▶ WHAT TO PRODUCE
Give the number of lines in the data that hold the word "this", and nothing else.

▶ ENTRIES PROVIDED
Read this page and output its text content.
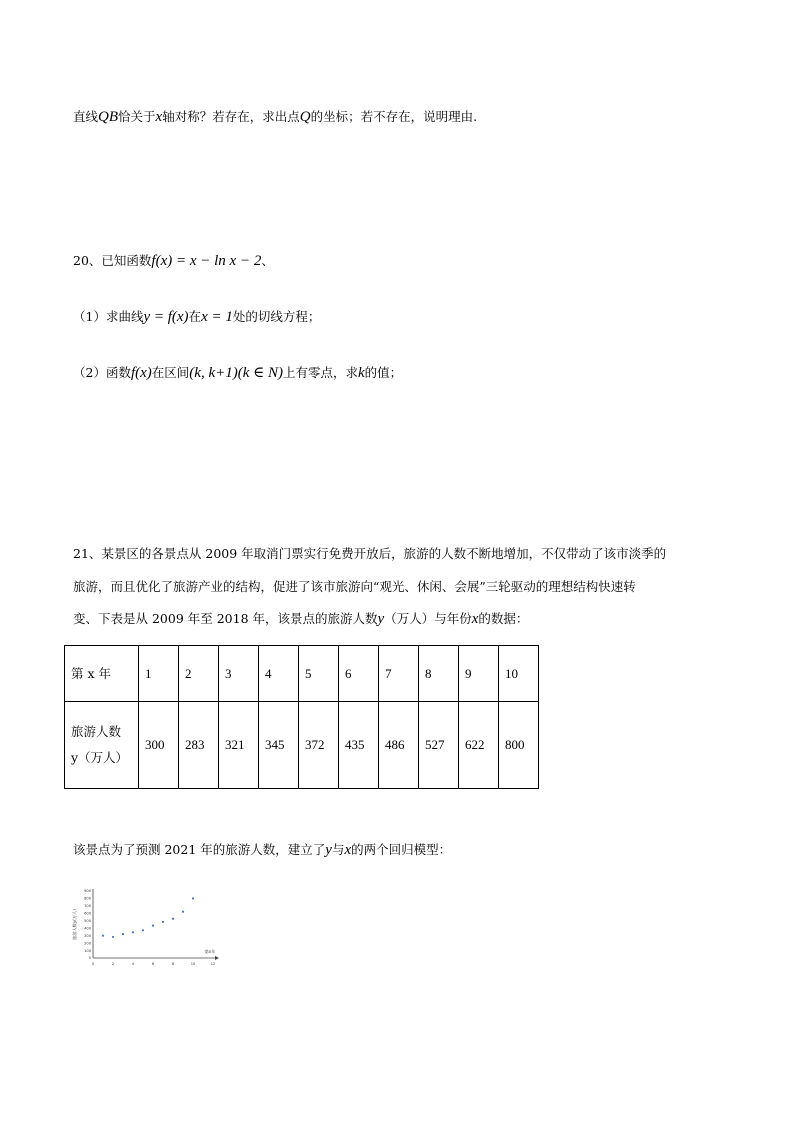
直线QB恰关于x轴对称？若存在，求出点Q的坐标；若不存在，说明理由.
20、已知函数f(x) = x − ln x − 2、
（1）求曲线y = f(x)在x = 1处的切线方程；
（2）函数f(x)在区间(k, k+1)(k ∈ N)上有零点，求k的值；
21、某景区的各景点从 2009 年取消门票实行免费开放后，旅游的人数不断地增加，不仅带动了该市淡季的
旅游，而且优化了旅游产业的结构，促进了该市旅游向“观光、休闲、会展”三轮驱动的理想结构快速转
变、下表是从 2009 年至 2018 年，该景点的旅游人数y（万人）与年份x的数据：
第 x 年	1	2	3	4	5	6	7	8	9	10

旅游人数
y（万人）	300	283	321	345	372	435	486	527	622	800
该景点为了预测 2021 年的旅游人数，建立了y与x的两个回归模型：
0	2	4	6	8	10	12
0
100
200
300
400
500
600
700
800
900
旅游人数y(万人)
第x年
* * *
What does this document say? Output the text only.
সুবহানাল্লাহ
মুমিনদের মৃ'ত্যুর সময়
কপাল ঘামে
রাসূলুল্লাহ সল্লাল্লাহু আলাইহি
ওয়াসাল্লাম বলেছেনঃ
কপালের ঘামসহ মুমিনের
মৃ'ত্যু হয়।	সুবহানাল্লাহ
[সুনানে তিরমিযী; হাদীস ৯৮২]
...
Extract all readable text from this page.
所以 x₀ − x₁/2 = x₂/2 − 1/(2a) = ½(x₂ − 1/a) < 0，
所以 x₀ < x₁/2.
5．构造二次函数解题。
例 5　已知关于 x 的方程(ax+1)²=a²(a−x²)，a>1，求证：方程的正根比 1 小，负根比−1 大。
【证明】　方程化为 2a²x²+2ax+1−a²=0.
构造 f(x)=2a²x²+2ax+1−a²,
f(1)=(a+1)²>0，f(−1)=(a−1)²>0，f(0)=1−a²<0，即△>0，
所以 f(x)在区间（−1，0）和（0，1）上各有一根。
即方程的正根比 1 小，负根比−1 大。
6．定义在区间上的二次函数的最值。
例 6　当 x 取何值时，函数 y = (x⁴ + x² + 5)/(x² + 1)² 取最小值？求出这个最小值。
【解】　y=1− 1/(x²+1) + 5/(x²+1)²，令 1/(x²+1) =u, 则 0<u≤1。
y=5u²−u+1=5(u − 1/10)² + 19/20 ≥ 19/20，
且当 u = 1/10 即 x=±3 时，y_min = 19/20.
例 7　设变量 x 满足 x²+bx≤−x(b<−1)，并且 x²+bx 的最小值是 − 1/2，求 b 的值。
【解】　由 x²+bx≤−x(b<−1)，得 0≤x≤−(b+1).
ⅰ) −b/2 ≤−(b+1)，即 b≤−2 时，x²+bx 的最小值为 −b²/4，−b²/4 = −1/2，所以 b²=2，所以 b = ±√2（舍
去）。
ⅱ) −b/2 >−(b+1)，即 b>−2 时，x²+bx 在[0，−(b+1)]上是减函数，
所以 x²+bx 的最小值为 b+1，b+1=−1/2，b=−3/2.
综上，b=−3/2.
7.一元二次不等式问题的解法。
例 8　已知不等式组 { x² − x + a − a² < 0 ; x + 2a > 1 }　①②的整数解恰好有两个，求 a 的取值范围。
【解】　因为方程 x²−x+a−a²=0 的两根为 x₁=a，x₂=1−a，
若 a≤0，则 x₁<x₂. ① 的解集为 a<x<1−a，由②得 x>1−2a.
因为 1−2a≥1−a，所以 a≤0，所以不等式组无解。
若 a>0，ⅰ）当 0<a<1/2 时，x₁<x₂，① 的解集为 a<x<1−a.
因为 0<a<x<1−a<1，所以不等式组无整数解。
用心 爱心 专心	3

▶ RESPONSE
3